* [THE PROBLEM]: Set the listing down unchanged, minus every embedded image.

* [RECORDS TO USE]:
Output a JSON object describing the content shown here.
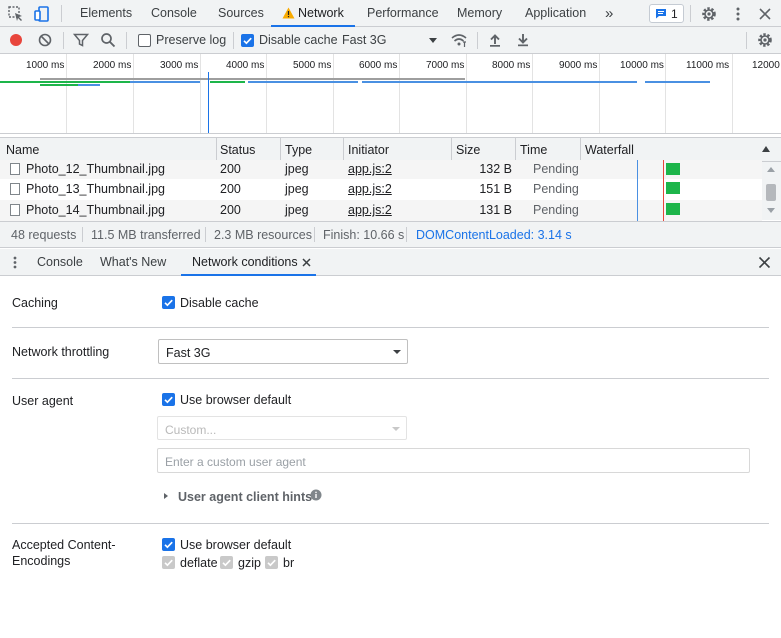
{
  "main_tabs": [
    {
      "label": "Elements"
    },
    {
      "label": "Console"
    },
    {
      "label": "Sources"
    },
    {
      "label": "Network",
      "active": true,
      "warning": true
    },
    {
      "label": "Performance"
    },
    {
      "label": "Memory"
    },
    {
      "label": "Application"
    }
  ],
  "more_tabs_glyph": "»",
  "issues_count": "1",
  "toolbar": {
    "preserve_log_label": "Preserve log",
    "preserve_log_checked": false,
    "disable_cache_label": "Disable cache",
    "disable_cache_checked": true,
    "throttling_value": "Fast 3G"
  },
  "overview": {
    "ticks": [
      "1000 ms",
      "2000 ms",
      "3000 ms",
      "4000 ms",
      "5000 ms",
      "6000 ms",
      "7000 ms",
      "8000 ms",
      "9000 ms",
      "10000 ms",
      "11000 ms",
      "12000"
    ]
  },
  "table": {
    "columns": [
      "Name",
      "Status",
      "Type",
      "Initiator",
      "Size",
      "Time",
      "Waterfall"
    ],
    "sorted_by": "Waterfall",
    "rows": [
      {
        "name": "Photo_12_Thumbnail.jpg",
        "status": "200",
        "type": "jpeg",
        "initiator": "app.js:2",
        "size": "132 B",
        "time": "Pending"
      },
      {
        "name": "Photo_13_Thumbnail.jpg",
        "status": "200",
        "type": "jpeg",
        "initiator": "app.js:2",
        "size": "151 B",
        "time": "Pending"
      },
      {
        "name": "Photo_14_Thumbnail.jpg",
        "status": "200",
        "type": "jpeg",
        "initiator": "app.js:2",
        "size": "131 B",
        "time": "Pending"
      }
    ]
  },
  "summary": {
    "requests": "48 requests",
    "transferred": "11.5 MB transferred",
    "resources": "2.3 MB resources",
    "finish": "Finish: 10.66 s",
    "dom_content_loaded": "DOMContentLoaded: 3.14 s",
    "dcl_color": "#1a73e8"
  },
  "drawer": {
    "tabs": [
      {
        "label": "Console"
      },
      {
        "label": "What's New"
      },
      {
        "label": "Network conditions",
        "active": true,
        "closable": true
      }
    ]
  },
  "network_conditions": {
    "caching_label": "Caching",
    "disable_cache_label": "Disable cache",
    "disable_cache_checked": true,
    "throttling_label": "Network throttling",
    "throttling_value": "Fast 3G",
    "user_agent_label": "User agent",
    "use_browser_default_label": "Use browser default",
    "use_browser_default_checked": true,
    "custom_select_value": "Custom...",
    "custom_ua_placeholder": "Enter a custom user agent",
    "ua_client_hints_label": "User agent client hints",
    "accepted_encodings_label_line1": "Accepted Content-",
    "accepted_encodings_label_line2": "Encodings",
    "encodings_default_label": "Use browser default",
    "encodings_default_checked": true,
    "encodings": [
      {
        "label": "deflate",
        "checked": true
      },
      {
        "label": "gzip",
        "checked": true
      },
      {
        "label": "br",
        "checked": true
      }
    ]
  },
  "colors": {
    "accent": "#1a73e8",
    "record": "#e8453c",
    "warning": "#f9ab00",
    "waterfall_bar": "#1db54a"
  }
}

* [OUTPUT OF THE TASK]:
Output a JSON object describing the content shown here.
{
  "main_tabs": [
    {
      "label": "Elements"
    },
    {
      "label": "Console"
    },
    {
      "label": "Sources"
    },
    {
      "label": "Network",
      "active": true,
      "warning": true
    },
    {
      "label": "Performance"
    },
    {
      "label": "Memory"
    },
    {
      "label": "Application"
    }
  ],
  "more_tabs_glyph": "»",
  "issues_count": "1",
  "toolbar": {
    "preserve_log_label": "Preserve log",
    "preserve_log_checked": false,
    "disable_cache_label": "Disable cache",
    "disable_cache_checked": true,
    "throttling_value": "Fast 3G"
  },
  "overview": {
    "ticks": [
      "1000 ms",
      "2000 ms",
      "3000 ms",
      "4000 ms",
      "5000 ms",
      "6000 ms",
      "7000 ms",
      "8000 ms",
      "9000 ms",
      "10000 ms",
      "11000 ms",
      "12000"
    ]
  },
  "table": {
    "columns": [
      "Name",
      "Status",
      "Type",
      "Initiator",
      "Size",
      "Time",
      "Waterfall"
    ],
    "sorted_by": "Waterfall",
    "rows": [
      {
        "name": "Photo_12_Thumbnail.jpg",
        "status": "200",
        "type": "jpeg",
        "initiator": "app.js:2",
        "size": "132 B",
        "time": "Pending"
      },
      {
        "name": "Photo_13_Thumbnail.jpg",
        "status": "200",
        "type": "jpeg",
        "initiator": "app.js:2",
        "size": "151 B",
        "time": "Pending"
      },
      {
        "name": "Photo_14_Thumbnail.jpg",
        "status": "200",
        "type": "jpeg",
        "initiator": "app.js:2",
        "size": "131 B",
        "time": "Pending"
      }
    ]
  },
  "summary": {
    "requests": "48 requests",
    "transferred": "11.5 MB transferred",
    "resources": "2.3 MB resources",
    "finish": "Finish: 10.66 s",
    "dom_content_loaded": "DOMContentLoaded: 3.14 s",
    "dcl_color": "#1a73e8"
  },
  "drawer": {
    "tabs": [
      {
        "label": "Console"
      },
      {
        "label": "What's New"
      },
      {
        "label": "Network conditions",
        "active": true,
        "closable": true
      }
    ]
  },
  "network_conditions": {
    "caching_label": "Caching",
    "disable_cache_label": "Disable cache",
    "disable_cache_checked": true,
    "throttling_label": "Network throttling",
    "throttling_value": "Fast 3G",
    "user_agent_label": "User agent",
    "use_browser_default_label": "Use browser default",
    "use_browser_default_checked": true,
    "custom_select_value": "Custom...",
    "custom_ua_placeholder": "Enter a custom user agent",
    "ua_client_hints_label": "User agent client hints",
    "accepted_encodings_label_line1": "Accepted Content-",
    "accepted_encodings_label_line2": "Encodings",
    "encodings_default_label": "Use browser default",
    "encodings_default_checked": true,
    "encodings": [
      {
        "label": "deflate",
        "checked": true
      },
      {
        "label": "gzip",
        "checked": true
      },
      {
        "label": "br",
        "checked": true
      }
    ]
  },
  "colors": {
    "accent": "#1a73e8",
    "record": "#e8453c",
    "warning": "#f9ab00",
    "waterfall_bar": "#1db54a"
  }
}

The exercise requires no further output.